:: Teks Sumber

[caption caption="(Gramedia)"][/caption]
“Keberhasilan tidak diukur dari pengakuan orang-orang lain atas karya kita.
Keberhasilan adalah buah dari benih yang kau tanam dengan penuh cinta.”
(Hal. 135)
Judul Buku : Manuskrip Yang Ditemukan Di Accra
Penulis : Paolo Coelho (Diterjemahkan oleh Tanti Lesmana)
Penerbit : PT. Gramedia Pustaka Utama
Cetakan : I, 2014
Tebal : 203 Halaman
Paolo Coelho, seorang penulis yang menekankan pada tema-tema sentral mengenai problema manusia dalam menjalani hari-harinya, telah banyak memikat orang dengan visinya yang sangat mendalam mengenai pemahaman akan jiwa manusia. Hal itu merupakan hasil sintesisnya atas berbagai ajaran agama, sehingga pesan-pesan yang dia bawa dalam buku-bukunya sanggup mengena di hati para pembaca yang datang dari berbagai latar belakang.
Pada kata pengantar, buku “Manuskrip Yang Ditemukan Di Accra” adalah sebuah salinan dari dokumen papirus yang ditemukan pada tahun 1945 di Hamra Don, utara Mesir. Setelah melalui proses yang cukup panjang, akhirnya dokumen tersebut di bawa oleh seorang arkeolog Inggris, Sir Walter Wilkinson, ke negaranya setelah memperoleh izin dari pemerintah Mesir. Paolo Coelho sendiri mengaku mendapatkan salinan teks dokumen tersebut dari anak Sir Walter pada 2011 dan menjadi bahan utama untuk buku ini.
Dalam buku ini, Paolo Coelho mengambil latar belakang waktu kejadian pengepungan Yerusalem oleh Tentara Salib pada tahun 1099. Di saat kota tersebut tengah bersiap untuk berperang, sekelompok orang memilih untuk berkumpul di sebuah lapangan untuk mendengar berbagai petuah yang dikatakan oleh “Sang Guru”, seorang tua bijak dengan banyak pengalaman mengenai hidup. Sang Guru ingin agar orang-orang tersebut bertanya hal-hal mengenai permasalahan hidup yang menimpa mereka, dengan harapan jawaban-jawaban tersebut dapat terus diingat oleh anak cucu nanti. Maka orang-orang mulai mengajukan berbagai pertanyaan, mulai dari makna perang; kesendirian; kekalahan; cinta; keberuntungan; mukjizat; dan lain-lain.

::::
:: Data Tersedia

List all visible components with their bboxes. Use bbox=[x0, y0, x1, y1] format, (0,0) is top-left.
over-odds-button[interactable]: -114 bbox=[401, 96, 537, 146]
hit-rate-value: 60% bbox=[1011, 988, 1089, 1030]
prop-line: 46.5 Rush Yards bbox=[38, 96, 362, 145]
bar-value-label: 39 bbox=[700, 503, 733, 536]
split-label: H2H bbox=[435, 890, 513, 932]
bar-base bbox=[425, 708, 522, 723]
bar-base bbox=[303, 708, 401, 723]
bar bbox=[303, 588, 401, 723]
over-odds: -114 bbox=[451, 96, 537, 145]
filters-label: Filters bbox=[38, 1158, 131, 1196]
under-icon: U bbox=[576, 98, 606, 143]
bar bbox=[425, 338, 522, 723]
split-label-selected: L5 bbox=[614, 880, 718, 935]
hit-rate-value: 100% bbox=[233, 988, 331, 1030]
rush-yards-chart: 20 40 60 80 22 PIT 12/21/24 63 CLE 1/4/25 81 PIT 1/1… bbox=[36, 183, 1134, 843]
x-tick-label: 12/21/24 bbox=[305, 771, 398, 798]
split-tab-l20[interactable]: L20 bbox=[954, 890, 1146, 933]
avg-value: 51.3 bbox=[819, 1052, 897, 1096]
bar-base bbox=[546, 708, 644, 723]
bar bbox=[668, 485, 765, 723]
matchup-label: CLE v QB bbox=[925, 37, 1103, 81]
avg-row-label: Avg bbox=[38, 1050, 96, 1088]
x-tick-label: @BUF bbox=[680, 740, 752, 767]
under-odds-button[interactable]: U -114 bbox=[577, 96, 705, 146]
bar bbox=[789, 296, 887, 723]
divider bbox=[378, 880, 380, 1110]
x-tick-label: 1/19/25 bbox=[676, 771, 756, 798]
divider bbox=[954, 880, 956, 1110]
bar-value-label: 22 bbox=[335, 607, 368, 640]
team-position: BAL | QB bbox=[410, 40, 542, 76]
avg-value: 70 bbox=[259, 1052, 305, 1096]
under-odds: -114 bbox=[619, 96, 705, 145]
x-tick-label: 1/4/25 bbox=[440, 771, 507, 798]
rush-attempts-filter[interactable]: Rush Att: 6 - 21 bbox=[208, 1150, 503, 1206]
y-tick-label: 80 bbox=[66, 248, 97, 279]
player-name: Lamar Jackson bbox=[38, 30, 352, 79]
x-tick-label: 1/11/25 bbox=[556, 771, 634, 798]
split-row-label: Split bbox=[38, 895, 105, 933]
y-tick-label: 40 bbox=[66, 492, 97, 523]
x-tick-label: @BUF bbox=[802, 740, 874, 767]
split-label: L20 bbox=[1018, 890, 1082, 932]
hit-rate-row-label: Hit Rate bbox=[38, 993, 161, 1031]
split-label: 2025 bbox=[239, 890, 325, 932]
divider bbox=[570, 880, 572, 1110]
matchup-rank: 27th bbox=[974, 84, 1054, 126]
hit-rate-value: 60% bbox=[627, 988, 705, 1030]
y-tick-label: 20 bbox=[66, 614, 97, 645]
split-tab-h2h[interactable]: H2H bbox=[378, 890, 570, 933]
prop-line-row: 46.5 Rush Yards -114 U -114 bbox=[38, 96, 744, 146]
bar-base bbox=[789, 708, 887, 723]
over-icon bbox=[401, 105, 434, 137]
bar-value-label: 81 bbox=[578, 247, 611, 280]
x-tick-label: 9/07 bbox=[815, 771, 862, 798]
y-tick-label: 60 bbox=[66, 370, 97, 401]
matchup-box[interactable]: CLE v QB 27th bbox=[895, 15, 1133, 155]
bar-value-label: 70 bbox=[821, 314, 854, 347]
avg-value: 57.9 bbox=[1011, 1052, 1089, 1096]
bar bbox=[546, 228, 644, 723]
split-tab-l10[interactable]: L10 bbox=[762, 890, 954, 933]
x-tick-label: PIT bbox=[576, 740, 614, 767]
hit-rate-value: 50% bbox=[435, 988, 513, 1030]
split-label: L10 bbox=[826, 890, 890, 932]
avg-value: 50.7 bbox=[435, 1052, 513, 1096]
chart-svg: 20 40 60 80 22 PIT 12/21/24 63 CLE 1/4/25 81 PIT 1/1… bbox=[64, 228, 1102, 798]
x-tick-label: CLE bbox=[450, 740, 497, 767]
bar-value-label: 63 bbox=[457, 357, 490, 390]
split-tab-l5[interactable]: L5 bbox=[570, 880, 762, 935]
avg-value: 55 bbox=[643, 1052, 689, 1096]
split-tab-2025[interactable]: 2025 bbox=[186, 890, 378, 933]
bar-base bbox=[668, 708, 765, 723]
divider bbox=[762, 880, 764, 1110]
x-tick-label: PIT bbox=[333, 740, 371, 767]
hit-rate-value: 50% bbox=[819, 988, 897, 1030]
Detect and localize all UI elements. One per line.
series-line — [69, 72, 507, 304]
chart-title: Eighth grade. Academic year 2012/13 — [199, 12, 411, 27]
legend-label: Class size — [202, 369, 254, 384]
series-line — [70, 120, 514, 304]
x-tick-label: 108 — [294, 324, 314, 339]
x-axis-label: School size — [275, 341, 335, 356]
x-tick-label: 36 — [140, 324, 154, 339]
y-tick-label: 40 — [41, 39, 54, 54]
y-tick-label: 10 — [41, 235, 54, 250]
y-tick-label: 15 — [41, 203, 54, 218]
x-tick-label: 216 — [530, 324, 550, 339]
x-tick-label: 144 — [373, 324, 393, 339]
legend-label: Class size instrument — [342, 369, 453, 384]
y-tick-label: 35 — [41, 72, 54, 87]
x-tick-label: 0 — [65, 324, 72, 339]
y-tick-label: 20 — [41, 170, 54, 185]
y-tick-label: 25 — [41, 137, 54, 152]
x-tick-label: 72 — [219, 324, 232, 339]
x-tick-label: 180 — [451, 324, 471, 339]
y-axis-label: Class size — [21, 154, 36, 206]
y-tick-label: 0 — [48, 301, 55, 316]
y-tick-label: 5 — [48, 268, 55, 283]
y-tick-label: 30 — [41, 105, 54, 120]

::::

*Petunjuk Latihan*
Salinlah tanpa perubahan bagian teks sumber di atas dari "Pada kata pengantar, buku" sampai "untuk buku ini.".

*Pembahasan Jawaban*
Pada kata pengantar, buku “Manuskrip Yang Ditemukan Di Accra” adalah sebuah salinan dari dokumen papirus yang ditemukan pada tahun 1945 di Hamra Don, utara Mesir. Setelah melalui proses yang cukup panjang, akhirnya dokumen tersebut di bawa oleh seorang arkeolog Inggris, Sir Walter Wilkinson, ke negaranya setelah memperoleh izin dari pemerintah Mesir. Paolo Coelho sendiri mengaku mendapatkan salinan teks dokumen tersebut dari anak Sir Walter pada 2011 dan menjadi bahan utama untuk buku ini.